- Problem statement -
Select all lines with the string "SILVER" in them, and copy those lines.

Dataset items
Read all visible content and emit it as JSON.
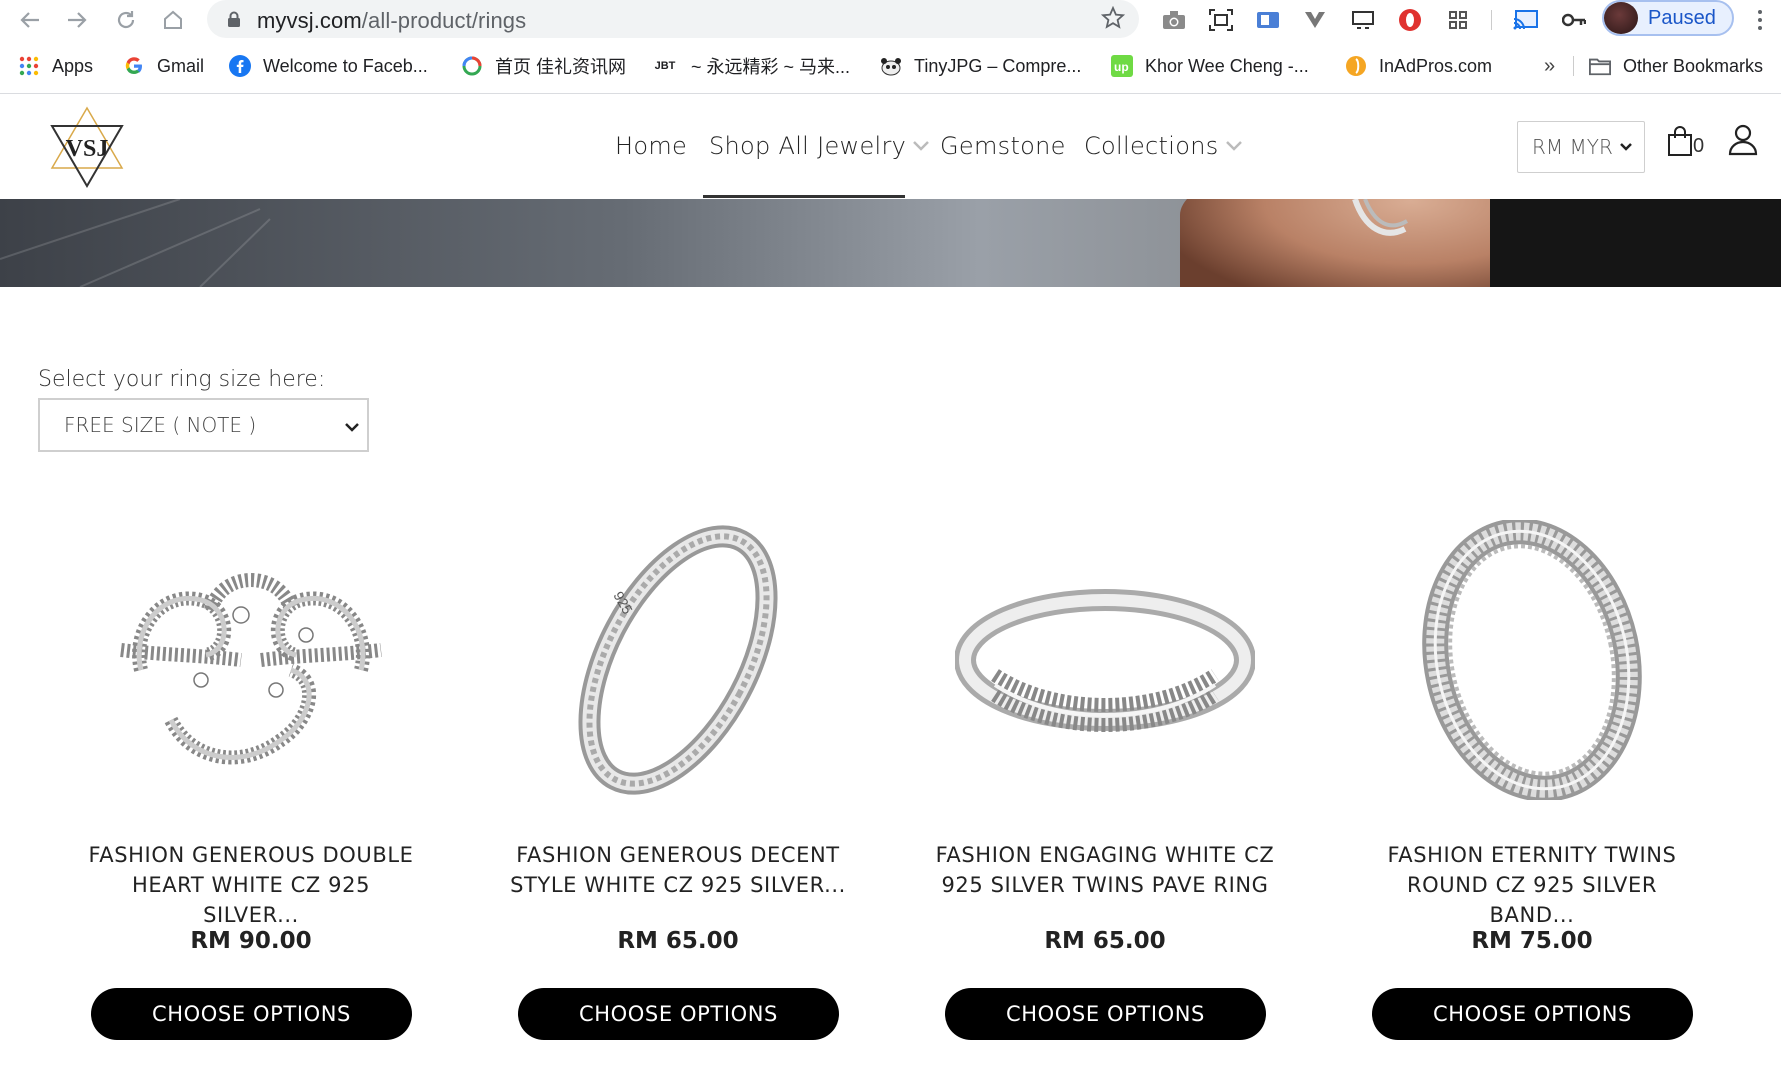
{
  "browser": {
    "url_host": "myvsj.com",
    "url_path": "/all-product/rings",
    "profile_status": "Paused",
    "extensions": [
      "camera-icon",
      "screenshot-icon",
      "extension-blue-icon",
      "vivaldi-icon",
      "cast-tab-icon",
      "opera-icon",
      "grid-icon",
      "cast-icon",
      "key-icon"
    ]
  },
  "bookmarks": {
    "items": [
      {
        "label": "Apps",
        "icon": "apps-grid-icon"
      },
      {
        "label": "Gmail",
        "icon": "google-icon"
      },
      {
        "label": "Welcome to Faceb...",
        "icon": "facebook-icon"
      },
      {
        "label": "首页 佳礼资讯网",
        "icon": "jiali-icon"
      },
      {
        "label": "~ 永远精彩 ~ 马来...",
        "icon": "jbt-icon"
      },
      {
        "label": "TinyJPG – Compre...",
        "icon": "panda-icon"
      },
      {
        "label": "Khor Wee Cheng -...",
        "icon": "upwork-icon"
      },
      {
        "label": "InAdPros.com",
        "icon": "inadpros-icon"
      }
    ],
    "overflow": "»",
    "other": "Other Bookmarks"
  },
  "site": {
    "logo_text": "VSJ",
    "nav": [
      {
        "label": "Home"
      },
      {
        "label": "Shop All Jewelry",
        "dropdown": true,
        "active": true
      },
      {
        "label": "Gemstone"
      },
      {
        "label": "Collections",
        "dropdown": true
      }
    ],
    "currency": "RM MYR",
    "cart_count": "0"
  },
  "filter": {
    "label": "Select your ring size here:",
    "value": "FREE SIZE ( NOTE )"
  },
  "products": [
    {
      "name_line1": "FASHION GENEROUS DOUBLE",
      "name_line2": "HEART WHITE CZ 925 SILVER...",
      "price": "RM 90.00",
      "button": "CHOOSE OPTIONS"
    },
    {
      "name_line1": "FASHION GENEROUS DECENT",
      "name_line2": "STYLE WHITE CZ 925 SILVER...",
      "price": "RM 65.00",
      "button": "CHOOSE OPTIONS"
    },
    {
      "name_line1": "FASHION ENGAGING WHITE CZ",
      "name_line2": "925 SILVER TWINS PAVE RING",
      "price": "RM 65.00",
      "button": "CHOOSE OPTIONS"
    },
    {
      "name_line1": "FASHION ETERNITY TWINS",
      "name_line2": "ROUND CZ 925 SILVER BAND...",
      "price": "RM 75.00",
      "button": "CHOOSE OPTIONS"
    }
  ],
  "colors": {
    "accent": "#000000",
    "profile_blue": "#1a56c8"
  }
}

...

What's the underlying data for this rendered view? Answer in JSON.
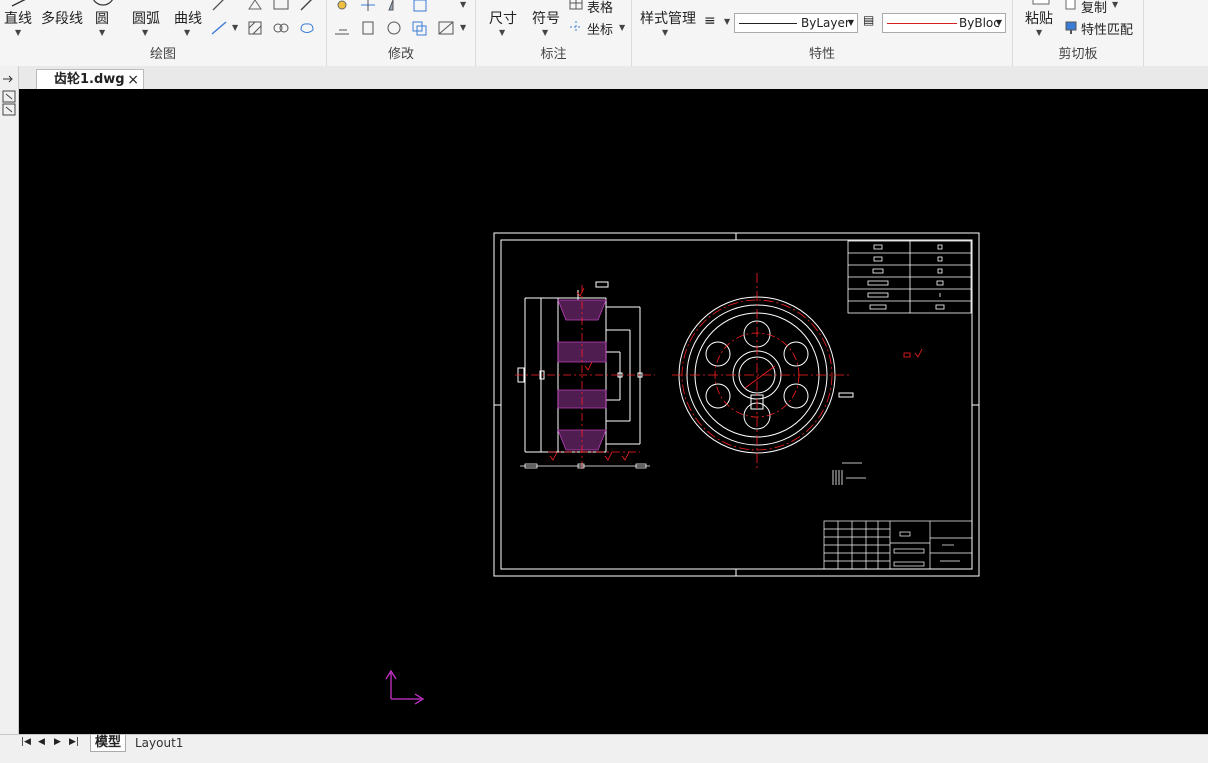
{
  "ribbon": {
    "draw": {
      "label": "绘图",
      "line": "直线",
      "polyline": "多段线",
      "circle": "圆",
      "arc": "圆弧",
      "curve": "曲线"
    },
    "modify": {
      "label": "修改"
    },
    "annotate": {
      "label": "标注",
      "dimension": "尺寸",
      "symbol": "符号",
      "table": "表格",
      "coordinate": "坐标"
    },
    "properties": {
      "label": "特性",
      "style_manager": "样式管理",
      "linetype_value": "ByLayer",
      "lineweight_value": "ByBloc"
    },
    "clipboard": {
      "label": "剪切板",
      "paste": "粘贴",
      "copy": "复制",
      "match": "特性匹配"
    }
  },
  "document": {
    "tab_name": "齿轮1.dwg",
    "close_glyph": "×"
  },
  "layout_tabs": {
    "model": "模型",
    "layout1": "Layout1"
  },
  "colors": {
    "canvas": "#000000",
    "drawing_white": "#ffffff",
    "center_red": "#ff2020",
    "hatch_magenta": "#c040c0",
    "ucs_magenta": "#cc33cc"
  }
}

- The solution -
      "name_line2": "HEART WHITE CZ 925 SILVER...",
      "name_line2": "STYLE WHITE CZ 925 SILVER...",
      "name_line2": "925 SILVER TWINS PAVE RING",
      "name_line2": "ROUND CZ 925 SILVER BAND...",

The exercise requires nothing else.